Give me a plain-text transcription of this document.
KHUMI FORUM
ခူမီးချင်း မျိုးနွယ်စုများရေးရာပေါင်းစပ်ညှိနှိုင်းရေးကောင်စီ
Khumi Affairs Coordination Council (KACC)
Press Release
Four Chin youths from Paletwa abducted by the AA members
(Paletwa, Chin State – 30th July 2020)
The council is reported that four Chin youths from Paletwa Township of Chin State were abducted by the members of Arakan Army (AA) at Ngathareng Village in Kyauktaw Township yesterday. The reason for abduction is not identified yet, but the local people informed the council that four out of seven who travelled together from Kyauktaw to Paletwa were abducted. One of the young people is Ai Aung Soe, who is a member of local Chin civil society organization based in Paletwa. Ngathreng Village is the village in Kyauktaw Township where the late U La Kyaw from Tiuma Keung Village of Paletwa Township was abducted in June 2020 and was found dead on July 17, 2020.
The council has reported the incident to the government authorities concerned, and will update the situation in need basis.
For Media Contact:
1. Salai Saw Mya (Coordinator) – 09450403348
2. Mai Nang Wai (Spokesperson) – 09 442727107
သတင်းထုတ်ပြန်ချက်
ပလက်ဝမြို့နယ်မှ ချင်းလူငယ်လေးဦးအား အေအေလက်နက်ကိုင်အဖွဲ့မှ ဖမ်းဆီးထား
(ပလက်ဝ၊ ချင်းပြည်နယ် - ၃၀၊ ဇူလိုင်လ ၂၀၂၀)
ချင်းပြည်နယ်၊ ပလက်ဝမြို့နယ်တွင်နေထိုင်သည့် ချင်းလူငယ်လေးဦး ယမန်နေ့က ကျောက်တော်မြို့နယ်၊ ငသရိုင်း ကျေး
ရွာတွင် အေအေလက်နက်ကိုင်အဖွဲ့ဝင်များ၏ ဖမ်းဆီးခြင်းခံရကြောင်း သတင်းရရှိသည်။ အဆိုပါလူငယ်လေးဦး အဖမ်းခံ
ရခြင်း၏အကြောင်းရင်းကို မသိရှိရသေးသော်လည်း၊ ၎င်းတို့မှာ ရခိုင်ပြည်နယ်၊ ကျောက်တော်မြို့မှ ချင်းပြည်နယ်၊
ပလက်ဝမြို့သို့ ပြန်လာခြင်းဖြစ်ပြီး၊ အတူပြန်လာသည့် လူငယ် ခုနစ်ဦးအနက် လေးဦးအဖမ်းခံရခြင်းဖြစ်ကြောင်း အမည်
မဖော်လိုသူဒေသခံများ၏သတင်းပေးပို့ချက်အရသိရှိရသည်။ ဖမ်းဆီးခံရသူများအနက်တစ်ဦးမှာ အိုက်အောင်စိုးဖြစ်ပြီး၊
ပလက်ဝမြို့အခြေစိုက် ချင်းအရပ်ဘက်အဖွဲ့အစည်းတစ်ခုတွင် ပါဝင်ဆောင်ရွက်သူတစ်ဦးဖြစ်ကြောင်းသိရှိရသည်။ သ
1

---

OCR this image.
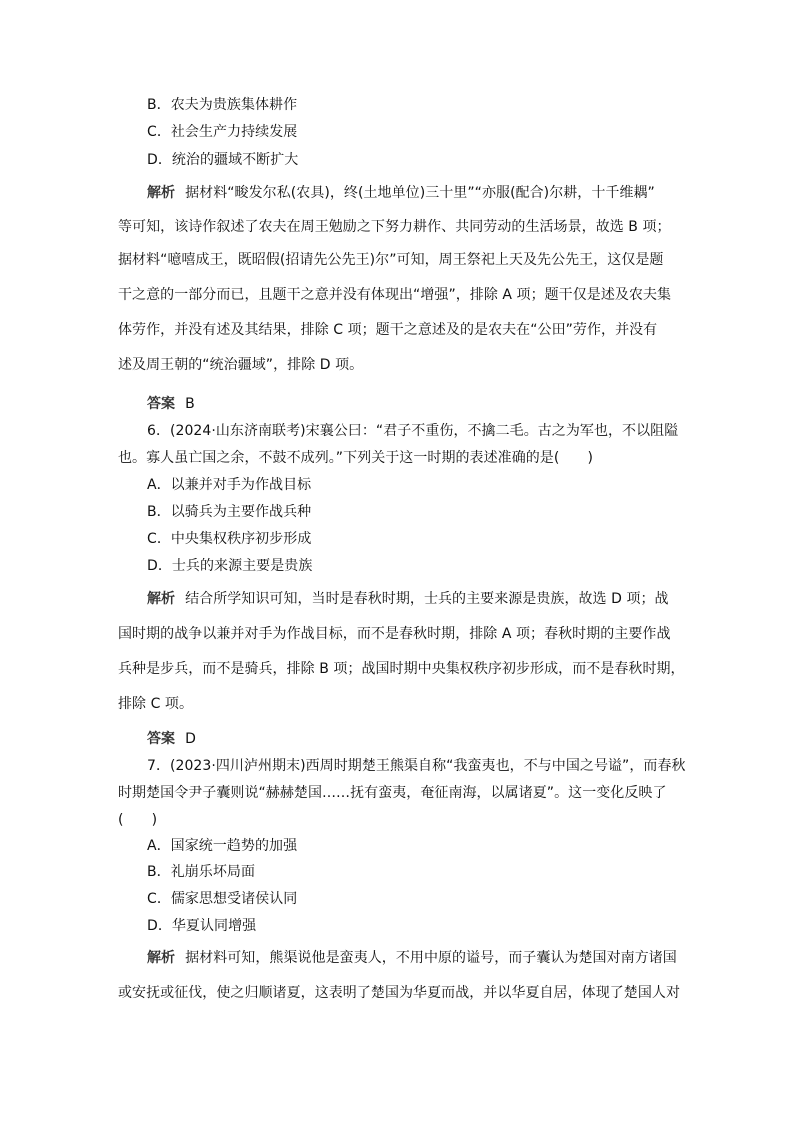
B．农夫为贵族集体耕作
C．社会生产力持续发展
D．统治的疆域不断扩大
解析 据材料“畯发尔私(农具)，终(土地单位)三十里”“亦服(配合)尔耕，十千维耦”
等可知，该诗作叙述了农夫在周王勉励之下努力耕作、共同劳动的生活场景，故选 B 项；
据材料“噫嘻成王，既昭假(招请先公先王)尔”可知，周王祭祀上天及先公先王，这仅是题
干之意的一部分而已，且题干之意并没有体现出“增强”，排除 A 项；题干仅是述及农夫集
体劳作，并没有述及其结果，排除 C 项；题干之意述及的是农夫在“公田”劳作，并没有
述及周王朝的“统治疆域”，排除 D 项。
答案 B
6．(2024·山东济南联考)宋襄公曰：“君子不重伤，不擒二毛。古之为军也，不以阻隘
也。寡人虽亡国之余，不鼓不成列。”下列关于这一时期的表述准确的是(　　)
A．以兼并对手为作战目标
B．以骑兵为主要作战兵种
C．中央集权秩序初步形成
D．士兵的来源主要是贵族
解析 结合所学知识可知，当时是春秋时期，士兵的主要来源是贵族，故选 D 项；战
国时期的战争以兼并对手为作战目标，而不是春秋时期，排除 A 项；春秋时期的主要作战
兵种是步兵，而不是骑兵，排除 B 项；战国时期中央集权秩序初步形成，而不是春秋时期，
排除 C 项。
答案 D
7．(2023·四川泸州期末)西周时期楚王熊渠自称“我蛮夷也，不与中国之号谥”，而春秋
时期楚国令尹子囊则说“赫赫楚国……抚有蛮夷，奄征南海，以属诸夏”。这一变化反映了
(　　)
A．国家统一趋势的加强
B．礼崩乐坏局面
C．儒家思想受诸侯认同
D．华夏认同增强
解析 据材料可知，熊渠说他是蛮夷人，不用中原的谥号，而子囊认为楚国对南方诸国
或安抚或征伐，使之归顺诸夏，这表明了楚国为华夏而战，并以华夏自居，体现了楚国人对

### DIRECTIONS FOR THIS TASK
Of the lines in the data, how many contain the word "而不是春秋时期"? Provide the number and nothing further.

### WRITTEN RESPONSE
2